- Records provided
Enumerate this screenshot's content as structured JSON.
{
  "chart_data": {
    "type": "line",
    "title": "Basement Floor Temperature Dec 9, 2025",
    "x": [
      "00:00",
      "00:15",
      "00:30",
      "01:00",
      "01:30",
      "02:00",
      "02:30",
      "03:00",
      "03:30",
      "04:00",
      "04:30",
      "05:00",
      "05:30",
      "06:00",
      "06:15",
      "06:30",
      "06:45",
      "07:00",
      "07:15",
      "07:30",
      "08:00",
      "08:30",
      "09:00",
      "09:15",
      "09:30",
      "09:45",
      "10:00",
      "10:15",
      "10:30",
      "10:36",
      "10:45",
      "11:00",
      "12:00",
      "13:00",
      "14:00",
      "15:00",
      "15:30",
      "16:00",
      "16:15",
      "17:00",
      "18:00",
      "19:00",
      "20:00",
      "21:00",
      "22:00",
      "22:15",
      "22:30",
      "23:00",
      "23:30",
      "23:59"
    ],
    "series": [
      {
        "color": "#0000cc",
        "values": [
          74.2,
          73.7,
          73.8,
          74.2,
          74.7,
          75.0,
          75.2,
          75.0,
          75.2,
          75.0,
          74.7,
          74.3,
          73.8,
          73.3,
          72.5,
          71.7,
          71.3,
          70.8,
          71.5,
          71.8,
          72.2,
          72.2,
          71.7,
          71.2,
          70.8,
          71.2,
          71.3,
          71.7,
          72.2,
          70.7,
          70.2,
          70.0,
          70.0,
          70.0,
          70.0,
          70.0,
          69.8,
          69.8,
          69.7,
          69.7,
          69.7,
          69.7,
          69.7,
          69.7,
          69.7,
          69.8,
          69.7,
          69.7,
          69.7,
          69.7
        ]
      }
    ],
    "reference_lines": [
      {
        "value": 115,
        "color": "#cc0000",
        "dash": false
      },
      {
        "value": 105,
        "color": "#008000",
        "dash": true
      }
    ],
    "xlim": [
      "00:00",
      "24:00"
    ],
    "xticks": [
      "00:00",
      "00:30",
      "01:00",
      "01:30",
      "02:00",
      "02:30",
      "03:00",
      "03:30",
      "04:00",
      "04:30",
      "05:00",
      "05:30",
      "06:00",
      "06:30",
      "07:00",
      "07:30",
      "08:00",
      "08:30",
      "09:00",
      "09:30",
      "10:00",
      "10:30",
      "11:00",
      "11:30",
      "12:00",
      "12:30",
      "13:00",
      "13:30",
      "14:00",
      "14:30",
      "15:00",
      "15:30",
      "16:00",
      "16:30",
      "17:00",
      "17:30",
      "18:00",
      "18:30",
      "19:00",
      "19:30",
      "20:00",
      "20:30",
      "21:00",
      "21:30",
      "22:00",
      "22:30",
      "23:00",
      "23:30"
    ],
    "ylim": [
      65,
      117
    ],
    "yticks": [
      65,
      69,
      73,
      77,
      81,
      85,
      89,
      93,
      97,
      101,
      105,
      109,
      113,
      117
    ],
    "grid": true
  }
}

- Problem
Repeat the whole listing exactly, keeping every line intact.

- Answer to this problem
Enumerate this screenshot's content as structured JSON.
{
  "chart_data": {
    "type": "line",
    "title": "Basement Floor Temperature Dec 9, 2025",
    "x": [
      "00:00",
      "00:15",
      "00:30",
      "01:00",
      "01:30",
      "02:00",
      "02:30",
      "03:00",
      "03:30",
      "04:00",
      "04:30",
      "05:00",
      "05:30",
      "06:00",
      "06:15",
      "06:30",
      "06:45",
      "07:00",
      "07:15",
      "07:30",
      "08:00",
      "08:30",
      "09:00",
      "09:15",
      "09:30",
      "09:45",
      "10:00",
      "10:15",
      "10:30",
      "10:36",
      "10:45",
      "11:00",
      "12:00",
      "13:00",
      "14:00",
      "15:00",
      "15:30",
      "16:00",
      "16:15",
      "17:00",
      "18:00",
      "19:00",
      "20:00",
      "21:00",
      "22:00",
      "22:15",
      "22:30",
      "23:00",
      "23:30",
      "23:59"
    ],
    "series": [
      {
        "color": "#0000cc",
        "values": [
          74.2,
          73.7,
          73.8,
          74.2,
          74.7,
          75.0,
          75.2,
          75.0,
          75.2,
          75.0,
          74.7,
          74.3,
          73.8,
          73.3,
          72.5,
          71.7,
          71.3,
          70.8,
          71.5,
          71.8,
          72.2,
          72.2,
          71.7,
          71.2,
          70.8,
          71.2,
          71.3,
          71.7,
          72.2,
          70.7,
          70.2,
          70.0,
          70.0,
          70.0,
          70.0,
          70.0,
          69.8,
          69.8,
          69.7,
          69.7,
          69.7,
          69.7,
          69.7,
          69.7,
          69.7,
          69.8,
          69.7,
          69.7,
          69.7,
          69.7
        ]
      }
    ],
    "reference_lines": [
      {
        "value": 115,
        "color": "#cc0000",
        "dash": false
      },
      {
        "value": 105,
        "color": "#008000",
        "dash": true
      }
    ],
    "xlim": [
      "00:00",
      "24:00"
    ],
    "xticks": [
      "00:00",
      "00:30",
      "01:00",
      "01:30",
      "02:00",
      "02:30",
      "03:00",
      "03:30",
      "04:00",
      "04:30",
      "05:00",
      "05:30",
      "06:00",
      "06:30",
      "07:00",
      "07:30",
      "08:00",
      "08:30",
      "09:00",
      "09:30",
      "10:00",
      "10:30",
      "11:00",
      "11:30",
      "12:00",
      "12:30",
      "13:00",
      "13:30",
      "14:00",
      "14:30",
      "15:00",
      "15:30",
      "16:00",
      "16:30",
      "17:00",
      "17:30",
      "18:00",
      "18:30",
      "19:00",
      "19:30",
      "20:00",
      "20:30",
      "21:00",
      "21:30",
      "22:00",
      "22:30",
      "23:00",
      "23:30"
    ],
    "ylim": [
      65,
      117
    ],
    "yticks": [
      65,
      69,
      73,
      77,
      81,
      85,
      89,
      93,
      97,
      101,
      105,
      109,
      113,
      117
    ],
    "grid": true
  }
}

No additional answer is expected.